● Entries shown
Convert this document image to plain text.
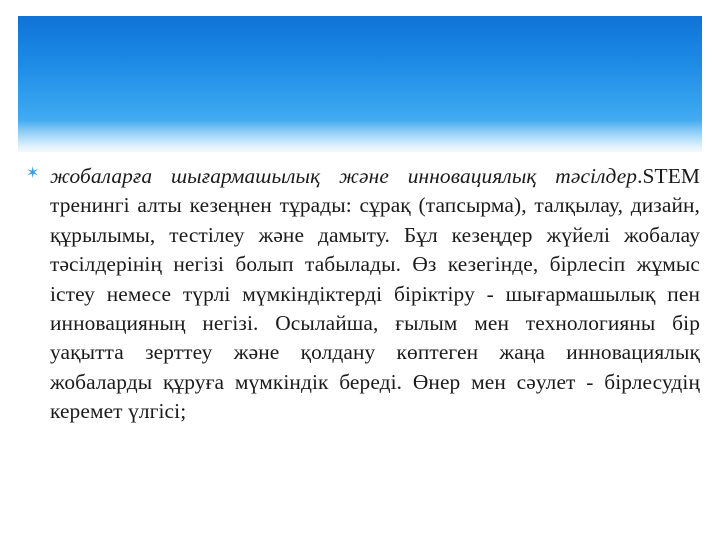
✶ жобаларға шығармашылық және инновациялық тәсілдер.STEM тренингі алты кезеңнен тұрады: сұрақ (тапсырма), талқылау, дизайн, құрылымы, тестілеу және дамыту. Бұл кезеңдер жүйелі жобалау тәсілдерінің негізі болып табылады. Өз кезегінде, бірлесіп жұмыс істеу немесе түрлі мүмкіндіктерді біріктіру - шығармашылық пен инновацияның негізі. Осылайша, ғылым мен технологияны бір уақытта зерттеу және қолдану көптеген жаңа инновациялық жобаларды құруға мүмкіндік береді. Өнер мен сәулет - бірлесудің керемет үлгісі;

==

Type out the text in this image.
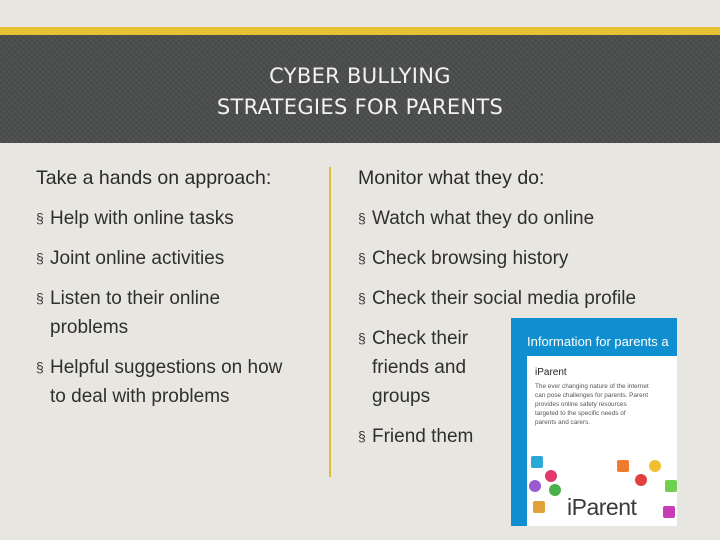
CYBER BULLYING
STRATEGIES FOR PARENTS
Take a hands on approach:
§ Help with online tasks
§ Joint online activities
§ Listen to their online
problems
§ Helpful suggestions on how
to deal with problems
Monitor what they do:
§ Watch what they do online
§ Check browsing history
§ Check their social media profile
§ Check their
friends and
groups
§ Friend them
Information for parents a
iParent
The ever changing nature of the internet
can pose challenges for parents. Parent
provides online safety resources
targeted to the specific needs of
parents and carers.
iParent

● Directive
Copy all lines of the listing above that contain the string "this".

● Output of the exercise
Convert this document image to plain text.
Type out the text in this image.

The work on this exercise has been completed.